==== Stored records ====

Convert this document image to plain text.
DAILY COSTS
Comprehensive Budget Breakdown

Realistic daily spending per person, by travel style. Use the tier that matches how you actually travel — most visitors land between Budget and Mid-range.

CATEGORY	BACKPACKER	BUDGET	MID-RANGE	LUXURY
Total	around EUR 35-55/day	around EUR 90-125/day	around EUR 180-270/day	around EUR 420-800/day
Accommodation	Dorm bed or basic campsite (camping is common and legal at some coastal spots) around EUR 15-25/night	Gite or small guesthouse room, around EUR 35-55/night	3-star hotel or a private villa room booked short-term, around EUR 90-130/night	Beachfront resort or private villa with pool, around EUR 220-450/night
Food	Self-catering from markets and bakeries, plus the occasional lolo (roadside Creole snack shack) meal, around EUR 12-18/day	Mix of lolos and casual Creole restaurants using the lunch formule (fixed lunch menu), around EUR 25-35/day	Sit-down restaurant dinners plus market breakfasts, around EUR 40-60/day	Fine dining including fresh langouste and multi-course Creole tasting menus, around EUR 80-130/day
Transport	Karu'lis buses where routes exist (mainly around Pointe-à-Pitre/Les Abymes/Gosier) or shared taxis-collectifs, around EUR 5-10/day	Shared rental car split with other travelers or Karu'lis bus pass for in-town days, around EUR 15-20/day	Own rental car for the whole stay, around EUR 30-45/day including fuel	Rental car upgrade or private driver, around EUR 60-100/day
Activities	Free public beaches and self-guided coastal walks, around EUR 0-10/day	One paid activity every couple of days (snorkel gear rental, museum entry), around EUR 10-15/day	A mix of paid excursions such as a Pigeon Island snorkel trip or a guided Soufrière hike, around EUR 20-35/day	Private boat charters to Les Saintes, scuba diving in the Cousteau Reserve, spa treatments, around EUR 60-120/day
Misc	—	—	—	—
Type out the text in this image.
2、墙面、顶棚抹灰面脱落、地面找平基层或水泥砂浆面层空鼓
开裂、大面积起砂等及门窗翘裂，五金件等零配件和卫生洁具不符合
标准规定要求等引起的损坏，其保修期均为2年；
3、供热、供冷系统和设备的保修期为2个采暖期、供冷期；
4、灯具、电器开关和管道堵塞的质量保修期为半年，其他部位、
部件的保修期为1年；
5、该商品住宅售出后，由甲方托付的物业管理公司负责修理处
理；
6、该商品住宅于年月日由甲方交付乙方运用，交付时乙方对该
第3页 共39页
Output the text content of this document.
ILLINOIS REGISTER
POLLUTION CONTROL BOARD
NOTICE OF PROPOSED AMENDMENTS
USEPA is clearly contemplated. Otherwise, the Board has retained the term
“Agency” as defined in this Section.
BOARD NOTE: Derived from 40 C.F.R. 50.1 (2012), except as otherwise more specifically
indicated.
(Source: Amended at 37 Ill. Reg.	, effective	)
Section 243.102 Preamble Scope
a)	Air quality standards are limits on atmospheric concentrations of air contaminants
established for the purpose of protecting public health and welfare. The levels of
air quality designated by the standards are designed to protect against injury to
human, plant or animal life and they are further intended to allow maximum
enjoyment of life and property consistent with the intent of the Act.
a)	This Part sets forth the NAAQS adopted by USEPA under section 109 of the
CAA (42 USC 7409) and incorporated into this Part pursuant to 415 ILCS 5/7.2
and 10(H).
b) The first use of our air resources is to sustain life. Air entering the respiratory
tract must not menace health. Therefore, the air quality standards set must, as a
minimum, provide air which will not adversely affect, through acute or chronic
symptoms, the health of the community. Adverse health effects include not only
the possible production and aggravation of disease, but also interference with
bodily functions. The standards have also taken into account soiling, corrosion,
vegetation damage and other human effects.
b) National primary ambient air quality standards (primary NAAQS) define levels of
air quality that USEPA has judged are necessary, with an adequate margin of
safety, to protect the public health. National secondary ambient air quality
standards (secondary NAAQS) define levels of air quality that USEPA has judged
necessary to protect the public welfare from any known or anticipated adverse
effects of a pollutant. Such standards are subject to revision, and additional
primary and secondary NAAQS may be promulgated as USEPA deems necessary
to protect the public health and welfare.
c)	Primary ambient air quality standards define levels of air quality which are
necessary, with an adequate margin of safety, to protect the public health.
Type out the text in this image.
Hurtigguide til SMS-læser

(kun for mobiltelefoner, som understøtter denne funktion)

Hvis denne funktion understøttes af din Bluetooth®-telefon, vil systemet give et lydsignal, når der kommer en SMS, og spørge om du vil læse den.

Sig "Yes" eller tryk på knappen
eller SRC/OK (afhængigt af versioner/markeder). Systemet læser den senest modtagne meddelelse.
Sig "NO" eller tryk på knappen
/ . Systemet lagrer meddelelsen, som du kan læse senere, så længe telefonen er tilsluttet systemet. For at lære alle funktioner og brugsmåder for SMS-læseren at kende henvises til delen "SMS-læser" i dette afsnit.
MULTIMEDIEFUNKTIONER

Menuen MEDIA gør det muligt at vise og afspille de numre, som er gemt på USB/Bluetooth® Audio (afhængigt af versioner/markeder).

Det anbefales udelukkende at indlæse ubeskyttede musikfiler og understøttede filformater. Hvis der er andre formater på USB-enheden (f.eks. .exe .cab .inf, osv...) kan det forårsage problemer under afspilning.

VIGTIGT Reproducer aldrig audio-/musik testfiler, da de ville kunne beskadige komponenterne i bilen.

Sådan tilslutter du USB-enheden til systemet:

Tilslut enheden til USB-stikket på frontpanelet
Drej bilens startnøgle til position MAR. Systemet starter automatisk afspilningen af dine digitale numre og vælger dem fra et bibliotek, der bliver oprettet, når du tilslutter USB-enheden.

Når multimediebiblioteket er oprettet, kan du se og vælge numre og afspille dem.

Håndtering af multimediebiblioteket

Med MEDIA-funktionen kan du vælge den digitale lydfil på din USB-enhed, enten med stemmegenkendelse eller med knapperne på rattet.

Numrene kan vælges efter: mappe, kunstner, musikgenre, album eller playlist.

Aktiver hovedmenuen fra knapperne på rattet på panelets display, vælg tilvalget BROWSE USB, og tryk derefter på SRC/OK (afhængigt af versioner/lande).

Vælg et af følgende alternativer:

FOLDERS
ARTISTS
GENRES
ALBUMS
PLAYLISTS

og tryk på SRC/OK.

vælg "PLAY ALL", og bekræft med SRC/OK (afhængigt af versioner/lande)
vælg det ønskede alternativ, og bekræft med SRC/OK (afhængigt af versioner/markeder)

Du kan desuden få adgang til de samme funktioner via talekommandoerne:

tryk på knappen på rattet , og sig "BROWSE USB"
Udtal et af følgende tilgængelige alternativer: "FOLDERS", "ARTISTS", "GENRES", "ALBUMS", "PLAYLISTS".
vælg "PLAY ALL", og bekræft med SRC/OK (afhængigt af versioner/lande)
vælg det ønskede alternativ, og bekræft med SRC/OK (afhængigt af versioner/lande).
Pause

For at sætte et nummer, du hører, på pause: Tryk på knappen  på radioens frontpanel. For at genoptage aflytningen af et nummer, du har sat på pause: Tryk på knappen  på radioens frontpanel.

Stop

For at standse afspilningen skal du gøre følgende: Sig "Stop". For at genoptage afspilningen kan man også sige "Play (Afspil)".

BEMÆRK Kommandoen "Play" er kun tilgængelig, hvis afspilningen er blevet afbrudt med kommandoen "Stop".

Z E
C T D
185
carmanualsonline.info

====

What you should do. Reproduce every line above without error.

Output of the exercise.
Convert this document image to plain text.
DAILY COSTS
Comprehensive Budget Breakdown

Realistic daily spending per person, by travel style. Use the tier that matches how you actually travel — most visitors land between Budget and Mid-range.

CATEGORY	BACKPACKER	BUDGET	MID-RANGE	LUXURY
Total	around EUR 35-55/day	around EUR 90-125/day	around EUR 180-270/day	around EUR 420-800/day
Accommodation	Dorm bed or basic campsite (camping is common and legal at some coastal spots) around EUR 15-25/night	Gite or small guesthouse room, around EUR 35-55/night	3-star hotel or a private villa room booked short-term, around EUR 90-130/night	Beachfront resort or private villa with pool, around EUR 220-450/night
Food	Self-catering from markets and bakeries, plus the occasional lolo (roadside Creole snack shack) meal, around EUR 12-18/day	Mix of lolos and casual Creole restaurants using the lunch formule (fixed lunch menu), around EUR 25-35/day	Sit-down restaurant dinners plus market breakfasts, around EUR 40-60/day	Fine dining including fresh langouste and multi-course Creole tasting menus, around EUR 80-130/day
Transport	Karu'lis buses where routes exist (mainly around Pointe-à-Pitre/Les Abymes/Gosier) or shared taxis-collectifs, around EUR 5-10/day	Shared rental car split with other travelers or Karu'lis bus pass for in-town days, around EUR 15-20/day	Own rental car for the whole stay, around EUR 30-45/day including fuel	Rental car upgrade or private driver, around EUR 60-100/day
Activities	Free public beaches and self-guided coastal walks, around EUR 0-10/day	One paid activity every couple of days (snorkel gear rental, museum entry), around EUR 10-15/day	A mix of paid excursions such as a Pigeon Island snorkel trip or a guided Soufrière hike, around EUR 20-35/day	Private boat charters to Les Saintes, scuba diving in the Cousteau Reserve, spa treatments, around EUR 60-120/day
Misc	—	—	—	—
Type out the text in this image.
2、墙面、顶棚抹灰面脱落、地面找平基层或水泥砂浆面层空鼓
开裂、大面积起砂等及门窗翘裂，五金件等零配件和卫生洁具不符合
标准规定要求等引起的损坏，其保修期均为2年；
3、供热、供冷系统和设备的保修期为2个采暖期、供冷期；
4、灯具、电器开关和管道堵塞的质量保修期为半年，其他部位、
部件的保修期为1年；
5、该商品住宅售出后，由甲方托付的物业管理公司负责修理处
理；
6、该商品住宅于年月日由甲方交付乙方运用，交付时乙方对该
第3页 共39页
Output the text content of this document.
ILLINOIS REGISTER
POLLUTION CONTROL BOARD
NOTICE OF PROPOSED AMENDMENTS
USEPA is clearly contemplated. Otherwise, the Board has retained the term
“Agency” as defined in this Section.
BOARD NOTE: Derived from 40 C.F.R. 50.1 (2012), except as otherwise more specifically
indicated.
(Source: Amended at 37 Ill. Reg.	, effective	)
Section 243.102 Preamble Scope
a)	Air quality standards are limits on atmospheric concentrations of air contaminants
established for the purpose of protecting public health and welfare. The levels of
air quality designated by the standards are designed to protect against injury to
human, plant or animal life and they are further intended to allow maximum
enjoyment of life and property consistent with the intent of the Act.
a)	This Part sets forth the NAAQS adopted by USEPA under section 109 of the
CAA (42 USC 7409) and incorporated into this Part pursuant to 415 ILCS 5/7.2
and 10(H).
b) The first use of our air resources is to sustain life. Air entering the respiratory
tract must not menace health. Therefore, the air quality standards set must, as a
minimum, provide air which will not adversely affect, through acute or chronic
symptoms, the health of the community. Adverse health effects include not only
the possible production and aggravation of disease, but also interference with
bodily functions. The standards have also taken into account soiling, corrosion,
vegetation damage and other human effects.
b) National primary ambient air quality standards (primary NAAQS) define levels of
air quality that USEPA has judged are necessary, with an adequate margin of
safety, to protect the public health. National secondary ambient air quality
standards (secondary NAAQS) define levels of air quality that USEPA has judged
necessary to protect the public welfare from any known or anticipated adverse
effects of a pollutant. Such standards are subject to revision, and additional
primary and secondary NAAQS may be promulgated as USEPA deems necessary
to protect the public health and welfare.
c)	Primary ambient air quality standards define levels of air quality which are
necessary, with an adequate margin of safety, to protect the public health.
Type out the text in this image.
Hurtigguide til SMS-læser

(kun for mobiltelefoner, som understøtter denne funktion)

Hvis denne funktion understøttes af din Bluetooth®-telefon, vil systemet give et lydsignal, når der kommer en SMS, og spørge om du vil læse den.

Sig "Yes" eller tryk på knappen
eller SRC/OK (afhængigt af versioner/markeder). Systemet læser den senest modtagne meddelelse.
Sig "NO" eller tryk på knappen
/ . Systemet lagrer meddelelsen, som du kan læse senere, så længe telefonen er tilsluttet systemet. For at lære alle funktioner og brugsmåder for SMS-læseren at kende henvises til delen "SMS-læser" i dette afsnit.
MULTIMEDIEFUNKTIONER

Menuen MEDIA gør det muligt at vise og afspille de numre, som er gemt på USB/Bluetooth® Audio (afhængigt af versioner/markeder).

Det anbefales udelukkende at indlæse ubeskyttede musikfiler og understøttede filformater. Hvis der er andre formater på USB-enheden (f.eks. .exe .cab .inf, osv...) kan det forårsage problemer under afspilning.

VIGTIGT Reproducer aldrig audio-/musik testfiler, da de ville kunne beskadige komponenterne i bilen.

Sådan tilslutter du USB-enheden til systemet:

Tilslut enheden til USB-stikket på frontpanelet
Drej bilens startnøgle til position MAR. Systemet starter automatisk afspilningen af dine digitale numre og vælger dem fra et bibliotek, der bliver oprettet, når du tilslutter USB-enheden.

Når multimediebiblioteket er oprettet, kan du se og vælge numre og afspille dem.

Håndtering af multimediebiblioteket

Med MEDIA-funktionen kan du vælge den digitale lydfil på din USB-enhed, enten med stemmegenkendelse eller med knapperne på rattet.

Numrene kan vælges efter: mappe, kunstner, musikgenre, album eller playlist.

Aktiver hovedmenuen fra knapperne på rattet på panelets display, vælg tilvalget BROWSE USB, og tryk derefter på SRC/OK (afhængigt af versioner/lande).

Vælg et af følgende alternativer:

FOLDERS
ARTISTS
GENRES
ALBUMS
PLAYLISTS

og tryk på SRC/OK.

vælg "PLAY ALL", og bekræft med SRC/OK (afhængigt af versioner/lande)
vælg det ønskede alternativ, og bekræft med SRC/OK (afhængigt af versioner/markeder)

Du kan desuden få adgang til de samme funktioner via talekommandoerne:

tryk på knappen på rattet , og sig "BROWSE USB"
Udtal et af følgende tilgængelige alternativer: "FOLDERS", "ARTISTS", "GENRES", "ALBUMS", "PLAYLISTS".
vælg "PLAY ALL", og bekræft med SRC/OK (afhængigt af versioner/lande)
vælg det ønskede alternativ, og bekræft med SRC/OK (afhængigt af versioner/lande).
Pause

For at sætte et nummer, du hører, på pause: Tryk på knappen  på radioens frontpanel. For at genoptage aflytningen af et nummer, du har sat på pause: Tryk på knappen  på radioens frontpanel.

Stop

For at standse afspilningen skal du gøre følgende: Sig "Stop". For at genoptage afspilningen kan man også sige "Play (Afspil)".

BEMÆRK Kommandoen "Play" er kun tilgængelig, hvis afspilningen er blevet afbrudt med kommandoen "Stop".

Z E
C T D
185
carmanualsonline.info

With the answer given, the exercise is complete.